• _Required work_: Extract every line that includes the string "SDTVAR".

— start of Record list —

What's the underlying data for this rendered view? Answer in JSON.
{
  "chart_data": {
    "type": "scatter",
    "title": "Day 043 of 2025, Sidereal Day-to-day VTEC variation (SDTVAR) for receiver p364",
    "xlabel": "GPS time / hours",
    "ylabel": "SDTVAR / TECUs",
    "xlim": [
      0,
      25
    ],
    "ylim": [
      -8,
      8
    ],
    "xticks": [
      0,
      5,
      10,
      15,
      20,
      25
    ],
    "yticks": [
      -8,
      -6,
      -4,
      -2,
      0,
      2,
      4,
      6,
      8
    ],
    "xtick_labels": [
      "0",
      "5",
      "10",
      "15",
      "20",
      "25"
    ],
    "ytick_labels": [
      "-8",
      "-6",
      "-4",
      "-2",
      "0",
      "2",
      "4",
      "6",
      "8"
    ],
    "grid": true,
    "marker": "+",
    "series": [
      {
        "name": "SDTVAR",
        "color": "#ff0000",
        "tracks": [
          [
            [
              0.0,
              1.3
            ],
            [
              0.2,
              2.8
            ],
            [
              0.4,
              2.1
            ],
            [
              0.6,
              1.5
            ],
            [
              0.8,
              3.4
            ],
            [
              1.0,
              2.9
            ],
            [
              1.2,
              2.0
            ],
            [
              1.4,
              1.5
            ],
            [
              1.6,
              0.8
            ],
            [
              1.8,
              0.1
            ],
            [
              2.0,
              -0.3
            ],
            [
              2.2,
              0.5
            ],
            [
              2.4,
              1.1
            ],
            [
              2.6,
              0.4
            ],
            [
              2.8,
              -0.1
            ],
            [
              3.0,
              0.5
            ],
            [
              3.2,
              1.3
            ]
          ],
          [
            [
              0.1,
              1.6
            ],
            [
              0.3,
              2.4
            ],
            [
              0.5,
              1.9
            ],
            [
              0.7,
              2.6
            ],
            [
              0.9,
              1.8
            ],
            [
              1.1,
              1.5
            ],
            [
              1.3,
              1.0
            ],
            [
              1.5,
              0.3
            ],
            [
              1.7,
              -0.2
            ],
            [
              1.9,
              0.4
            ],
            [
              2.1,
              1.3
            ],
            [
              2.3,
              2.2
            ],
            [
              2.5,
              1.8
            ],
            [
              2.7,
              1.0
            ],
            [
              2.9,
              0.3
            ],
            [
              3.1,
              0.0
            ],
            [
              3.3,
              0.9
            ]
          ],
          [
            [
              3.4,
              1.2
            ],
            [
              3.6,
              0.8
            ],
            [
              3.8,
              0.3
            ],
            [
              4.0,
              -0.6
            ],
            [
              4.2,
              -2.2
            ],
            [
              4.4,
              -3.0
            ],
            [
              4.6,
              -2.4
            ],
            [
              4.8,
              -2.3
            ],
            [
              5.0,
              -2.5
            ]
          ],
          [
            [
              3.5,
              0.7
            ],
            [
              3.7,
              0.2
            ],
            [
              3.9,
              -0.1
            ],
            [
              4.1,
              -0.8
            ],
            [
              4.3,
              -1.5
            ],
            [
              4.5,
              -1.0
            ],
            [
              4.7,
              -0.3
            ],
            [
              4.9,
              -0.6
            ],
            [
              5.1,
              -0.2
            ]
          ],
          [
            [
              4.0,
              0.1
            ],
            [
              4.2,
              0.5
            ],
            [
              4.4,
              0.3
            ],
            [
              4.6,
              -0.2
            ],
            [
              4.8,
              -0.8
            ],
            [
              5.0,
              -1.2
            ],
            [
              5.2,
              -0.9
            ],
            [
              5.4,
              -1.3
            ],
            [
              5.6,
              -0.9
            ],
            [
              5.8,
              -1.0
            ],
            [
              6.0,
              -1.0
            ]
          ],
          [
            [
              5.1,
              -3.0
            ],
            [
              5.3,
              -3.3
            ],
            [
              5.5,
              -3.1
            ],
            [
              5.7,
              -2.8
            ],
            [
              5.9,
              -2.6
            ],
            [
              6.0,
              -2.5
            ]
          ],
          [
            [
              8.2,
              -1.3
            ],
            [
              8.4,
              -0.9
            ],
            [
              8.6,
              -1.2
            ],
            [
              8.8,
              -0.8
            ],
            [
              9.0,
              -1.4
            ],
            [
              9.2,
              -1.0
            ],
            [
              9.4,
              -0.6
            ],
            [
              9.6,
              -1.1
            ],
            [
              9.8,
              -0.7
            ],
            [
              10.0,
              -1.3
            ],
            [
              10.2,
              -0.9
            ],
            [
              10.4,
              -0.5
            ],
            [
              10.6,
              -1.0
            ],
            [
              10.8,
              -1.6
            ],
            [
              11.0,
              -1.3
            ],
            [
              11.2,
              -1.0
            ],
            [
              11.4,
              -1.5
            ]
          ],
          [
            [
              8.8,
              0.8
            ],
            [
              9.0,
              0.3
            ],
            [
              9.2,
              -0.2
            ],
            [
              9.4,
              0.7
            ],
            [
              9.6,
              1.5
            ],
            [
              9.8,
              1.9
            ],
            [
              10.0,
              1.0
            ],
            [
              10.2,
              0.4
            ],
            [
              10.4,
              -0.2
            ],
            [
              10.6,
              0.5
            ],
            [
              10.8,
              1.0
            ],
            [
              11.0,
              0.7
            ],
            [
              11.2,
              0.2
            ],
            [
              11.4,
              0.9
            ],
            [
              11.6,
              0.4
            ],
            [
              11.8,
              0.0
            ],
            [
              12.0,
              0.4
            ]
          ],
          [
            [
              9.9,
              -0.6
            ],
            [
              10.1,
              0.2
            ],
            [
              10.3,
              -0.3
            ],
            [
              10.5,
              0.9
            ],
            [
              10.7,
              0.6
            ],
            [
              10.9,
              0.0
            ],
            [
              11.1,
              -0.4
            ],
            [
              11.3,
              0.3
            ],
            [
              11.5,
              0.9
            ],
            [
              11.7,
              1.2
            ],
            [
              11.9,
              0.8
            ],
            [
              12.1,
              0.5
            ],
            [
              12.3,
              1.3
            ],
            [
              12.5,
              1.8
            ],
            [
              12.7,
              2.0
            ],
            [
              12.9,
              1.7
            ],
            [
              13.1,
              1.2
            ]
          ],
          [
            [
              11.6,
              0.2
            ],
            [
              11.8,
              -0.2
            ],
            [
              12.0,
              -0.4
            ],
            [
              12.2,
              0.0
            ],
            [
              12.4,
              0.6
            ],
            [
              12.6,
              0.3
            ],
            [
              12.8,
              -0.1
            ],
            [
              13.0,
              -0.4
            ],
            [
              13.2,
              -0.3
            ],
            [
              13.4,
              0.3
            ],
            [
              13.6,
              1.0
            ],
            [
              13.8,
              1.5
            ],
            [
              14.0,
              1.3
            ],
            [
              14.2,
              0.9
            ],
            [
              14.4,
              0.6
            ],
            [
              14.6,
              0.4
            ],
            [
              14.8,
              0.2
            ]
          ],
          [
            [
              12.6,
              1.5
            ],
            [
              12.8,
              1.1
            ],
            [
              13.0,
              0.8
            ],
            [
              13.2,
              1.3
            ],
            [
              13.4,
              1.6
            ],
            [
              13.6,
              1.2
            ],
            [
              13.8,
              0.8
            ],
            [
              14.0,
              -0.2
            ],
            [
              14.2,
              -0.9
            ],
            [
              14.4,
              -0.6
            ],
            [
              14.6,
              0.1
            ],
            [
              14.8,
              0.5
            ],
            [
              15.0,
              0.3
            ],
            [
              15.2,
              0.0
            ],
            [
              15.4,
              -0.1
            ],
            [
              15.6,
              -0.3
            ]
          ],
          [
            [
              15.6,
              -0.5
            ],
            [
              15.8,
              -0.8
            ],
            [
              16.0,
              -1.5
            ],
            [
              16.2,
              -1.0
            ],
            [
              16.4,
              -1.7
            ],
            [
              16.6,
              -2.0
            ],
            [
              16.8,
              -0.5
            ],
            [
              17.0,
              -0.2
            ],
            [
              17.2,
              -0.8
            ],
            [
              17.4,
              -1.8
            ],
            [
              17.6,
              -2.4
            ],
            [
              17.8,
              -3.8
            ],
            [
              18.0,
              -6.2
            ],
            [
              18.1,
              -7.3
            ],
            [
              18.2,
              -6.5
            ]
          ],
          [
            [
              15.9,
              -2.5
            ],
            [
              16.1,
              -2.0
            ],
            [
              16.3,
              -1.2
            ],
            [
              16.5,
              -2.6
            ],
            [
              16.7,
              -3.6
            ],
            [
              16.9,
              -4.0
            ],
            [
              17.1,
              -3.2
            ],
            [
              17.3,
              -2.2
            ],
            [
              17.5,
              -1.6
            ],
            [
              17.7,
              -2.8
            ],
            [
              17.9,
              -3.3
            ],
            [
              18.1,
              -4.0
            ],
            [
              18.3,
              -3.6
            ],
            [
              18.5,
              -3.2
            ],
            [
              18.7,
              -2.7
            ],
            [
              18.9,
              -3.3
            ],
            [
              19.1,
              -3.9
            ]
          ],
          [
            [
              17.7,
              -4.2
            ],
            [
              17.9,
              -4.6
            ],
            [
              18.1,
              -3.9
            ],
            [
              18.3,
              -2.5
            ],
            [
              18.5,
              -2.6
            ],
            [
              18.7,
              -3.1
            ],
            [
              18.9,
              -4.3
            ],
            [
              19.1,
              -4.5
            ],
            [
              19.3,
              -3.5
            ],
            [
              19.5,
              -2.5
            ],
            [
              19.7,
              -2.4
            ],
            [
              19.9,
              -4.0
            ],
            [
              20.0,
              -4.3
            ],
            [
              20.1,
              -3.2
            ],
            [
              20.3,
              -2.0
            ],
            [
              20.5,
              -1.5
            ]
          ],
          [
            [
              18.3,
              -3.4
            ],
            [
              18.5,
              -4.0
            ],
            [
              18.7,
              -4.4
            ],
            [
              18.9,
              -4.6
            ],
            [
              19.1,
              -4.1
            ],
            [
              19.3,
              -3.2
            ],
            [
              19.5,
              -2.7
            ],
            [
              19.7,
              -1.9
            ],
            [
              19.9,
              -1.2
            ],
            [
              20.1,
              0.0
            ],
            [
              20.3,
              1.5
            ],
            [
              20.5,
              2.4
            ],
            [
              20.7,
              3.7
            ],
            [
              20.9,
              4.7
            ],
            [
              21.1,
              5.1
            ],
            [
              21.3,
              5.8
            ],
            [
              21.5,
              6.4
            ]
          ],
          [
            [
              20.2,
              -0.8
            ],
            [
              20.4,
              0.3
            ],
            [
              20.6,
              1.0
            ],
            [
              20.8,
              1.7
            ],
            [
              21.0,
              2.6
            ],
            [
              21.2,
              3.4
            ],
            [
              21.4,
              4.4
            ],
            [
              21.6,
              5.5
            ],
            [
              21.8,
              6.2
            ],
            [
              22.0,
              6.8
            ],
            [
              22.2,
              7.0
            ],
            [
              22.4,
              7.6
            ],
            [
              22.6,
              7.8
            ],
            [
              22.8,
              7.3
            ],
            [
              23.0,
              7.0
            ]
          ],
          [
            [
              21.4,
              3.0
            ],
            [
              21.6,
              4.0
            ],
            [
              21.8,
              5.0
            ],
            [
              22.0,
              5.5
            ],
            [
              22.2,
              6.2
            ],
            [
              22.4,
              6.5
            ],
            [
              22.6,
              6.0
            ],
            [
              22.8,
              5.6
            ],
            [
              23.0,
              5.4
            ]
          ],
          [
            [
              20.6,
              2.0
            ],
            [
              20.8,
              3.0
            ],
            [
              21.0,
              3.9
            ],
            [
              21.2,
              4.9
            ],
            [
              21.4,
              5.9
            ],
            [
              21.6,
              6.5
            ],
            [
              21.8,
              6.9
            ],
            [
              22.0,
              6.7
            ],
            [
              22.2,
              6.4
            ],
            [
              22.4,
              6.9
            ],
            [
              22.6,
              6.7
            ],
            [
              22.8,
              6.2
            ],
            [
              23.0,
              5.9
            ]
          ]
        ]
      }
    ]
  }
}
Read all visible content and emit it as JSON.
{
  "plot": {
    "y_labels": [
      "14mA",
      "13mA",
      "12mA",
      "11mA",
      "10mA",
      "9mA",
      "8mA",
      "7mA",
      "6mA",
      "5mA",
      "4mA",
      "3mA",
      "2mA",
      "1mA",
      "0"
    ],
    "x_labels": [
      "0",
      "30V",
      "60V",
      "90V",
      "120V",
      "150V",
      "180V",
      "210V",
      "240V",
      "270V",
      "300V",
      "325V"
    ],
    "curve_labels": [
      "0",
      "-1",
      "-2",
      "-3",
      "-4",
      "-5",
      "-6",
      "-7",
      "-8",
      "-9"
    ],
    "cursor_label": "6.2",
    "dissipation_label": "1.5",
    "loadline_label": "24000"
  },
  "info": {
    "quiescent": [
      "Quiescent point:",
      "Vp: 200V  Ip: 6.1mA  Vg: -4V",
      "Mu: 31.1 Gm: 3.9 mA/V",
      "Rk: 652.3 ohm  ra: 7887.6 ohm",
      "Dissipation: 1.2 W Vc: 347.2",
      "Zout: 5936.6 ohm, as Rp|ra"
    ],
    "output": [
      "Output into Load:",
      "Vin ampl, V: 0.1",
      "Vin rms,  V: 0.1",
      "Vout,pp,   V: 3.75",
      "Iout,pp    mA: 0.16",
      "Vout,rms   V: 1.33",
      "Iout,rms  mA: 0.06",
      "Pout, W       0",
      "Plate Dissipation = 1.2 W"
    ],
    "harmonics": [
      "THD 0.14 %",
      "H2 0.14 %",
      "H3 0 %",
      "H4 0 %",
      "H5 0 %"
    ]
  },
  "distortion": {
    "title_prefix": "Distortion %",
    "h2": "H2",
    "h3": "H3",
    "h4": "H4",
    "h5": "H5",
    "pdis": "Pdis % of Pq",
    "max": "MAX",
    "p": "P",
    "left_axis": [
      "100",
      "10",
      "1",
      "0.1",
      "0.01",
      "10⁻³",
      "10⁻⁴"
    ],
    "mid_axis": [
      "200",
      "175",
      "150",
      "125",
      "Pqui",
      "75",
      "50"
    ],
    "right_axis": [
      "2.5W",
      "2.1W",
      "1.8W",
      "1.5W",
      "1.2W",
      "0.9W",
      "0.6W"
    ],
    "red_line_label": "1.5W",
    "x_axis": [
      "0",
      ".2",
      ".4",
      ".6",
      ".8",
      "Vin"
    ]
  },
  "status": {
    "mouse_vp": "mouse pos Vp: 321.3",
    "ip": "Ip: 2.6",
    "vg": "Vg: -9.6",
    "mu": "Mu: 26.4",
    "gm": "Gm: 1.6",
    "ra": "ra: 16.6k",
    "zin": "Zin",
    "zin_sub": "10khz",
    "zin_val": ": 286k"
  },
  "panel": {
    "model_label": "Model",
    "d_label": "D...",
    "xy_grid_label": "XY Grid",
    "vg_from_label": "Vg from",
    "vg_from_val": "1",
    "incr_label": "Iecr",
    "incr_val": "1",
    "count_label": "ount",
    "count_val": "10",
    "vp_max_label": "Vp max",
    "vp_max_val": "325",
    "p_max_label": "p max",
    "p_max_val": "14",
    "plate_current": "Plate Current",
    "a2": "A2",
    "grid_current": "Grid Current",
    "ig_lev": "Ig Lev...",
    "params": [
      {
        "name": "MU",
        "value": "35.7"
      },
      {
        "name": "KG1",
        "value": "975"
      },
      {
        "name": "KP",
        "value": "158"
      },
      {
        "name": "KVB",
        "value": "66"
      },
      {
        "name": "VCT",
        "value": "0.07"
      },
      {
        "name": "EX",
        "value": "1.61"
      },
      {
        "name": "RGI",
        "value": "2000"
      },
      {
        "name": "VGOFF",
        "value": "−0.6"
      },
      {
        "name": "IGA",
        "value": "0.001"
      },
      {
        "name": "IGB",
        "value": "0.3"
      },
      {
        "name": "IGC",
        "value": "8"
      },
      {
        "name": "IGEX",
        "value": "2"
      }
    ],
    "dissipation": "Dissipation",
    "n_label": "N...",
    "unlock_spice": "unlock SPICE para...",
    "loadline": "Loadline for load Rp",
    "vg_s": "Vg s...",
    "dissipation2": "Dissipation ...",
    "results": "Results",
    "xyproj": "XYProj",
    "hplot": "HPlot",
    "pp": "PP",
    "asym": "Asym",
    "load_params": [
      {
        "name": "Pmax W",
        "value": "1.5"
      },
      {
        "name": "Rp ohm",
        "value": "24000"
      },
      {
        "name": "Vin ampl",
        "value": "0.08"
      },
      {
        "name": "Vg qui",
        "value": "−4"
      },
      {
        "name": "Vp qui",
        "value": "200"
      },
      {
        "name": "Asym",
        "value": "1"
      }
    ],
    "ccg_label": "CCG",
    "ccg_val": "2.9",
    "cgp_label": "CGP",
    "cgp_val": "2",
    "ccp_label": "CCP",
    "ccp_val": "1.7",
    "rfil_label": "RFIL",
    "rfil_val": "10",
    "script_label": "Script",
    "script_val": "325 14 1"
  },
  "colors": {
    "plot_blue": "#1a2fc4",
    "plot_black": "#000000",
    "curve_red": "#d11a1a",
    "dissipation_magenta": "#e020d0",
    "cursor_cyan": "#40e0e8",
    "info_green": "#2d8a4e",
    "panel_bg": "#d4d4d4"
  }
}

— end of Record list —

• _Problem solution_:
    "title": "Day 043 of 2025, Sidereal Day-to-day VTEC variation (SDTVAR) for receiver p364",
    "ylabel": "SDTVAR / TECUs",
        "name": "SDTVAR",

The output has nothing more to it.